**To be done**
Reproduce every line of the listing below word for word, omitting the pictures.
--- Data lines ---
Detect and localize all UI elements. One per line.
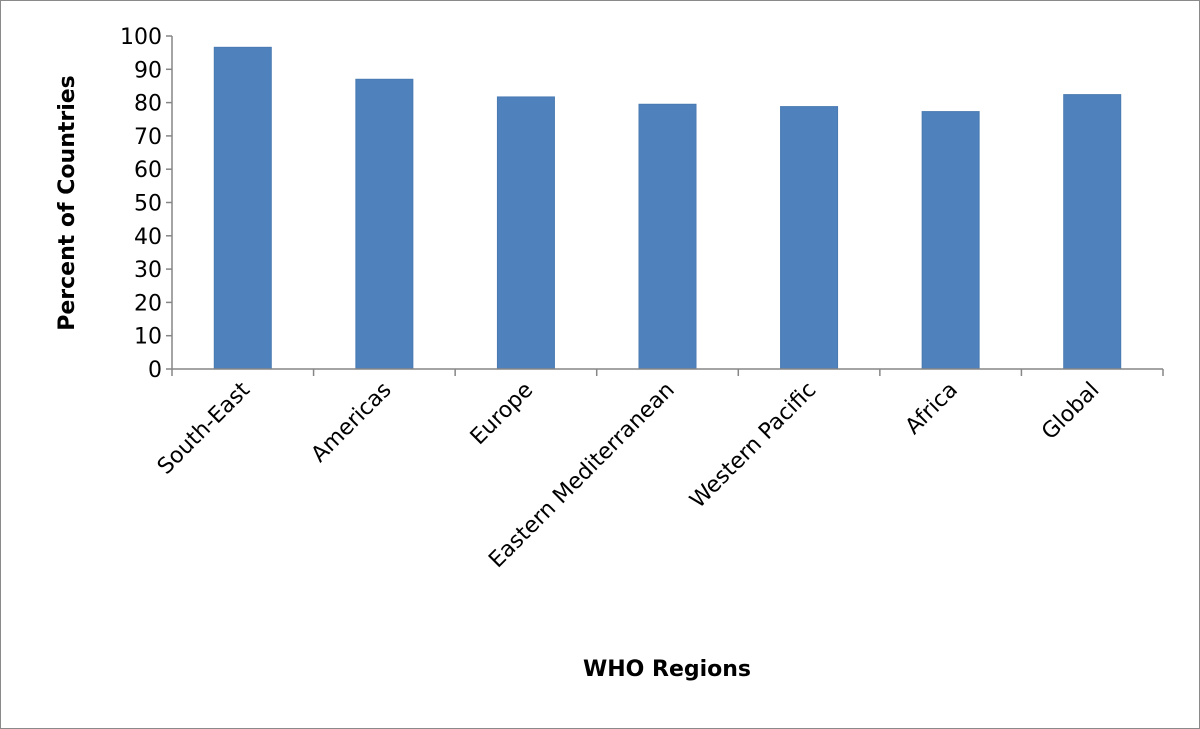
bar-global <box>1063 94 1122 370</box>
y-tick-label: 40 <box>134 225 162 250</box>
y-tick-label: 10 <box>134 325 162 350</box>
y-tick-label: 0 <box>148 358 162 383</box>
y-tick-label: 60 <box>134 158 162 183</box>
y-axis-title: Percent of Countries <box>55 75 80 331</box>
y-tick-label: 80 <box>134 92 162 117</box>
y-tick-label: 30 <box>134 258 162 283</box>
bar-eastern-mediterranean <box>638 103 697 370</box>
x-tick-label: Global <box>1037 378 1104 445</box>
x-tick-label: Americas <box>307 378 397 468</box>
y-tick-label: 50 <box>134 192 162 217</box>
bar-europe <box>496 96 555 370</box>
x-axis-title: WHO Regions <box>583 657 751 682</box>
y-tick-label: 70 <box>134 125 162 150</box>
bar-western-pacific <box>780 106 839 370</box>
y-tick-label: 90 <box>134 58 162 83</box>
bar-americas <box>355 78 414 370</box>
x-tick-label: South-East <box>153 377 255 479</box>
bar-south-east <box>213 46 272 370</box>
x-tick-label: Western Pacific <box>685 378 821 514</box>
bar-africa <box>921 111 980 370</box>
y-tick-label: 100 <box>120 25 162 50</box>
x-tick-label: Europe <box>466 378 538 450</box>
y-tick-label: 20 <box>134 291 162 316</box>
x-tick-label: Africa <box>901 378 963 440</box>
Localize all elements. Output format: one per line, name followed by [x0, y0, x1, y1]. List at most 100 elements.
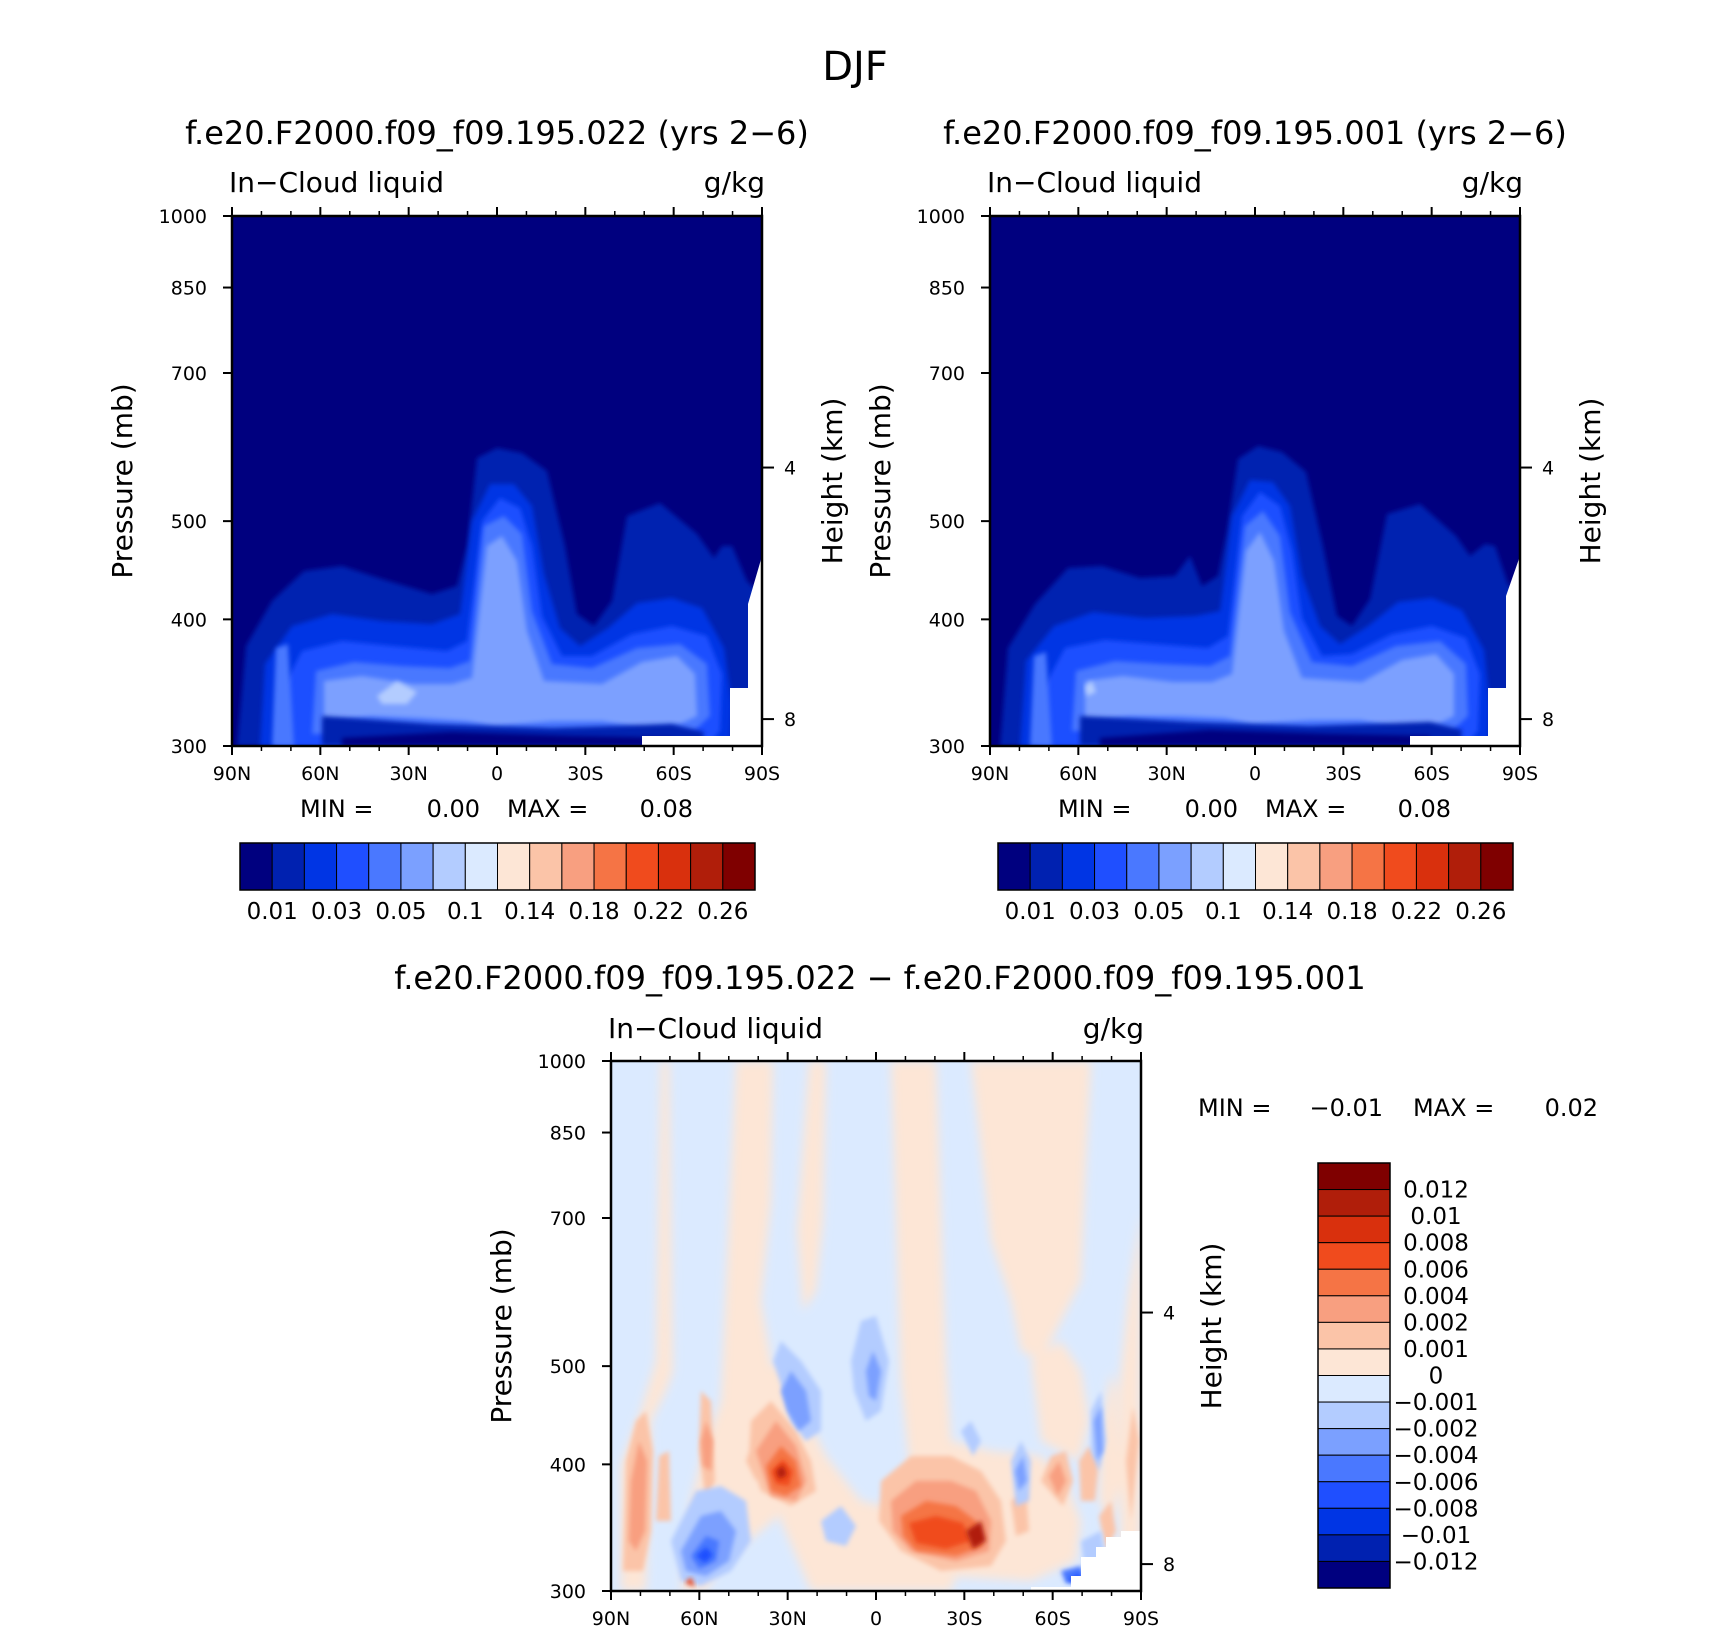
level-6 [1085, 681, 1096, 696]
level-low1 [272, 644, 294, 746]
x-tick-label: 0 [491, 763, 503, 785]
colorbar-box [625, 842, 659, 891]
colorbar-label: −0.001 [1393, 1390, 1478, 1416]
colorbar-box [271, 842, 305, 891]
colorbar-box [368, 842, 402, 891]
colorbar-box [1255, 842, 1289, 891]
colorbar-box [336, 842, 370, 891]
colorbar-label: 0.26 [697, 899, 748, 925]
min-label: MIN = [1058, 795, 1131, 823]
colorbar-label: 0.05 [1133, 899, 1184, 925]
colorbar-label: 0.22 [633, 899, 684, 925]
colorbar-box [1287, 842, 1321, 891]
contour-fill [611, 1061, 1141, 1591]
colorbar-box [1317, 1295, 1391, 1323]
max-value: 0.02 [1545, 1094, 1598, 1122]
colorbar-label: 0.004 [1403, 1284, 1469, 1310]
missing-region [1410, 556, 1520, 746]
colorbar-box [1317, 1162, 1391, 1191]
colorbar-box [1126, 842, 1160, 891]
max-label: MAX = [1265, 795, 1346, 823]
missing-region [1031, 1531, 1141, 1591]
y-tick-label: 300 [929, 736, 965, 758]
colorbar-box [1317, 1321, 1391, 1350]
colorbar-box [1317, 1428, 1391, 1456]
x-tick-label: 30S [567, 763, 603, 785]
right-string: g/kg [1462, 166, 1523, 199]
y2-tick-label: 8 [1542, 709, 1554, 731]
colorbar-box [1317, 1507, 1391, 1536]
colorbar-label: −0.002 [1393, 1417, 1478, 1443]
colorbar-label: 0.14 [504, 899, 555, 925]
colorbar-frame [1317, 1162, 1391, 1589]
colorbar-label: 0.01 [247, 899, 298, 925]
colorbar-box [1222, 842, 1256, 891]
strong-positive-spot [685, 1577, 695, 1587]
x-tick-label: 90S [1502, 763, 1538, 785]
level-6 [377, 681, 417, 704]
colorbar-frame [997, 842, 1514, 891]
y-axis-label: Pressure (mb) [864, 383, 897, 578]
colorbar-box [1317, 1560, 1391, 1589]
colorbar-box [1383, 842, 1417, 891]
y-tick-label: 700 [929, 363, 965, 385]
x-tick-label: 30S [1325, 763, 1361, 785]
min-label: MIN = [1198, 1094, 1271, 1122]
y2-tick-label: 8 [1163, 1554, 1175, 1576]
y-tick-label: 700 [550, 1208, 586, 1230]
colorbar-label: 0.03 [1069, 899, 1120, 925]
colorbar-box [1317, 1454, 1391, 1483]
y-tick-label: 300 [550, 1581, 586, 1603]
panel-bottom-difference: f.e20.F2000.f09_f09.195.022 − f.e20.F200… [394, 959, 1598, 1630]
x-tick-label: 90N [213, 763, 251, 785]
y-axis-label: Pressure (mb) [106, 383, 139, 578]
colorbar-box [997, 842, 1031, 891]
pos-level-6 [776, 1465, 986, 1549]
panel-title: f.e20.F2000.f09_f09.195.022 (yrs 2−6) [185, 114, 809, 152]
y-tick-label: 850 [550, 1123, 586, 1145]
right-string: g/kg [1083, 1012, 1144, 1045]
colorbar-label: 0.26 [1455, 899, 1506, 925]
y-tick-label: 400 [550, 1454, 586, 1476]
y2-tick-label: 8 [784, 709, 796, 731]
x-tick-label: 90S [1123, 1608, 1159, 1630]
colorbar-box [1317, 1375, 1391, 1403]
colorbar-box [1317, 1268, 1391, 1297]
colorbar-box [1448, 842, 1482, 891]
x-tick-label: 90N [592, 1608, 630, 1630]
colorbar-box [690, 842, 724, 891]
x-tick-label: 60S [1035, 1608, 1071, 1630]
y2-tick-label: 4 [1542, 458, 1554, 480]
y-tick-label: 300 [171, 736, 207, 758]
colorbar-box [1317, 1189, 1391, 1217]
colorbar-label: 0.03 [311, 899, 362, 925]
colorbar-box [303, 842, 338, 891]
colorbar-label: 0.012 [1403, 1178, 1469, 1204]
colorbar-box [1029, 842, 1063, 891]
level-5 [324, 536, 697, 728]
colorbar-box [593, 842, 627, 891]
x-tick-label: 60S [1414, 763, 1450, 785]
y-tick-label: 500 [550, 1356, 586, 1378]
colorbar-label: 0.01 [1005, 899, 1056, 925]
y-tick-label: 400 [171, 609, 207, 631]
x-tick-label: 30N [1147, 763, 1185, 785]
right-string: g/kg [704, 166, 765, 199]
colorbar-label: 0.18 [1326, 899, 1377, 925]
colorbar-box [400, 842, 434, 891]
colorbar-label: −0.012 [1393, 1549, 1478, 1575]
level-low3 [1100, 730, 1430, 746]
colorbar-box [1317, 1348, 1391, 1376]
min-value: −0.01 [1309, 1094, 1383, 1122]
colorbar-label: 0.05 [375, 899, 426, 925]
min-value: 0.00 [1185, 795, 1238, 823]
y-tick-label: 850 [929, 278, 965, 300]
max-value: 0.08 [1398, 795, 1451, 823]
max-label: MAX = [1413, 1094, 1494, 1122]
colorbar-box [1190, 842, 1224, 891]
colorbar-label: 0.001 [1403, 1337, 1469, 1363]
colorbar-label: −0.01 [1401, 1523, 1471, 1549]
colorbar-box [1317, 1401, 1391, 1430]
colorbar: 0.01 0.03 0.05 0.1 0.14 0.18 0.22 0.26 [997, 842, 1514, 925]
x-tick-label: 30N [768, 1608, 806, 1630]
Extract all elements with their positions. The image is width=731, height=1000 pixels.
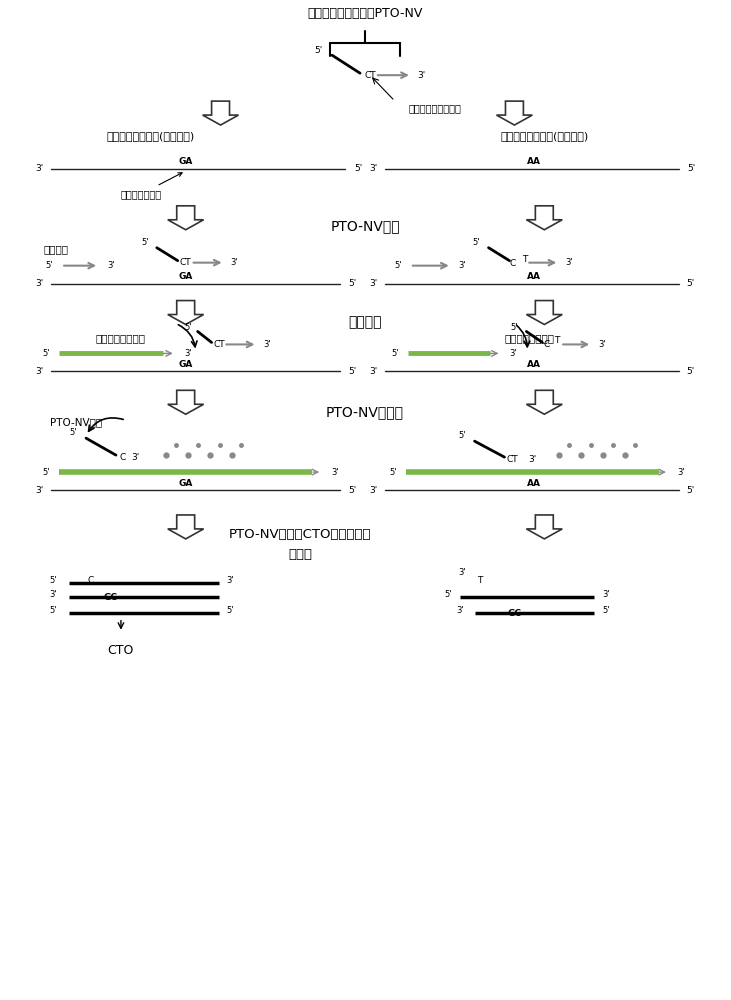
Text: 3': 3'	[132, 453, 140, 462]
---
**Answer to this task**
Detect and localize all UI elements. One per line.
bar-global <box>1063 94 1122 370</box>
y-tick-label: 40 <box>134 225 162 250</box>
y-tick-label: 10 <box>134 325 162 350</box>
y-tick-label: 0 <box>148 358 162 383</box>
y-tick-label: 60 <box>134 158 162 183</box>
y-axis-title: Percent of Countries <box>55 75 80 331</box>
y-tick-label: 80 <box>134 92 162 117</box>
y-tick-label: 30 <box>134 258 162 283</box>
bar-eastern-mediterranean <box>638 103 697 370</box>
x-tick-label: Global <box>1037 378 1104 445</box>
x-tick-label: Americas <box>307 378 397 468</box>
y-tick-label: 50 <box>134 192 162 217</box>
bar-europe <box>496 96 555 370</box>
x-axis-title: WHO Regions <box>583 657 751 682</box>
y-tick-label: 70 <box>134 125 162 150</box>
bar-western-pacific <box>780 106 839 370</box>
y-tick-label: 90 <box>134 58 162 83</box>
bar-americas <box>355 78 414 370</box>
x-tick-label: South-East <box>153 377 255 479</box>
bar-south-east <box>213 46 272 370</box>
x-tick-label: Western Pacific <box>685 378 821 514</box>
bar-africa <box>921 111 980 370</box>
y-tick-label: 100 <box>120 25 162 50</box>
x-tick-label: Europe <box>466 378 538 450</box>
y-tick-label: 20 <box>134 291 162 316</box>
x-tick-label: Africa <box>901 378 963 440</box>
Localize all elements. Output format: one per line, name followed by [x0, y0, x1, y1]. List at most 100 elements.
level-6 [1085, 681, 1096, 696]
level-low1 [272, 644, 294, 746]
x-tick-label: 0 [491, 763, 503, 785]
colorbar-box [625, 842, 659, 891]
colorbar-label: −0.001 [1393, 1390, 1478, 1416]
colorbar-box [271, 842, 305, 891]
colorbar-box [368, 842, 402, 891]
colorbar-box [1255, 842, 1289, 891]
colorbar-box [336, 842, 370, 891]
colorbar-label: 0.26 [697, 899, 748, 925]
min-label: MIN = [1058, 795, 1131, 823]
colorbar-label: 0.05 [1133, 899, 1184, 925]
colorbar-label: 0.22 [633, 899, 684, 925]
colorbar-box [1287, 842, 1321, 891]
contour-fill [611, 1061, 1141, 1591]
colorbar-box [1317, 1295, 1391, 1323]
max-value: 0.02 [1545, 1094, 1598, 1122]
colorbar-label: 0.004 [1403, 1284, 1469, 1310]
missing-region [1410, 556, 1520, 746]
colorbar-box [1317, 1162, 1391, 1191]
colorbar-box [1126, 842, 1160, 891]
max-label: MAX = [1265, 795, 1346, 823]
missing-region [1031, 1531, 1141, 1591]
y-tick-label: 300 [929, 736, 965, 758]
colorbar-box [1317, 1321, 1391, 1350]
colorbar-box [1317, 1428, 1391, 1456]
x-tick-label: 30S [567, 763, 603, 785]
right-string: g/kg [1462, 166, 1523, 199]
y2-tick-label: 8 [1542, 709, 1554, 731]
colorbar-box [1317, 1507, 1391, 1536]
colorbar-label: −0.002 [1393, 1417, 1478, 1443]
colorbar-label: 0.14 [504, 899, 555, 925]
colorbar-frame [1317, 1162, 1391, 1589]
colorbar-label: 0.01 [247, 899, 298, 925]
colorbar-box [1222, 842, 1256, 891]
strong-positive-spot [685, 1577, 695, 1587]
x-tick-label: 90S [1502, 763, 1538, 785]
level-6 [377, 681, 417, 704]
colorbar-frame [997, 842, 1514, 891]
y-axis-label: Pressure (mb) [864, 383, 897, 578]
colorbar-box [1317, 1560, 1391, 1589]
colorbar-box [1383, 842, 1417, 891]
y-tick-label: 700 [929, 363, 965, 385]
x-tick-label: 30S [1325, 763, 1361, 785]
min-label: MIN = [1198, 1094, 1271, 1122]
y2-tick-label: 8 [1163, 1554, 1175, 1576]
y-tick-label: 700 [550, 1208, 586, 1230]
colorbar-label: 0.03 [1069, 899, 1120, 925]
colorbar-box [1317, 1454, 1391, 1483]
y-tick-label: 300 [550, 1581, 586, 1603]
panel-bottom-difference: f.e20.F2000.f09_f09.195.022 − f.e20.F200… [394, 959, 1598, 1630]
x-tick-label: 90N [213, 763, 251, 785]
y-axis-label: Pressure (mb) [106, 383, 139, 578]
colorbar-box [997, 842, 1031, 891]
pos-level-6 [776, 1465, 986, 1549]
panel-title: f.e20.F2000.f09_f09.195.022 (yrs 2−6) [185, 114, 809, 152]
y-tick-label: 850 [550, 1123, 586, 1145]
right-string: g/kg [1083, 1012, 1144, 1045]
colorbar-label: 0.26 [1455, 899, 1506, 925]
y-tick-label: 400 [550, 1454, 586, 1476]
y2-tick-label: 8 [784, 709, 796, 731]
x-tick-label: 90S [1123, 1608, 1159, 1630]
colorbar-box [1317, 1375, 1391, 1403]
colorbar-box [1317, 1268, 1391, 1297]
colorbar-box [1448, 842, 1482, 891]
x-tick-label: 90N [592, 1608, 630, 1630]
colorbar-box [690, 842, 724, 891]
x-tick-label: 60S [1035, 1608, 1071, 1630]
y2-tick-label: 4 [1542, 458, 1554, 480]
y-tick-label: 300 [171, 736, 207, 758]
colorbar-box [1317, 1189, 1391, 1217]
colorbar-label: 0.03 [311, 899, 362, 925]
colorbar-box [303, 842, 338, 891]
colorbar-label: 0.012 [1403, 1178, 1469, 1204]
colorbar-box [1029, 842, 1063, 891]
level-5 [324, 536, 697, 728]
colorbar-box [593, 842, 627, 891]
x-tick-label: 60S [1414, 763, 1450, 785]
y-tick-label: 500 [550, 1356, 586, 1378]
colorbar-label: 0.01 [1005, 899, 1056, 925]
y-tick-label: 400 [171, 609, 207, 631]
x-tick-label: 30N [1147, 763, 1185, 785]
right-string: g/kg [704, 166, 765, 199]
colorbar-label: 0.18 [1326, 899, 1377, 925]
colorbar-box [400, 842, 434, 891]
colorbar-label: −0.012 [1393, 1549, 1478, 1575]
level-low3 [1100, 730, 1430, 746]
colorbar-box [1317, 1348, 1391, 1376]
min-value: −0.01 [1309, 1094, 1383, 1122]
colorbar-label: 0.05 [375, 899, 426, 925]
min-value: 0.00 [1185, 795, 1238, 823]
y-tick-label: 850 [929, 278, 965, 300]
max-value: 0.08 [1398, 795, 1451, 823]
max-label: MAX = [1413, 1094, 1494, 1122]
colorbar-box [1190, 842, 1224, 891]
colorbar-label: 0.001 [1403, 1337, 1469, 1363]
colorbar-label: −0.01 [1401, 1523, 1471, 1549]
colorbar-box [1317, 1401, 1391, 1430]
colorbar: 0.01 0.03 0.05 0.1 0.14 0.18 0.22 0.26 [997, 842, 1514, 925]
x-tick-label: 30N [768, 1608, 806, 1630]
Extract all elements with their positions. The image is width=731, height=1000 pixels.
Text: 3': 3'	[132, 453, 140, 462]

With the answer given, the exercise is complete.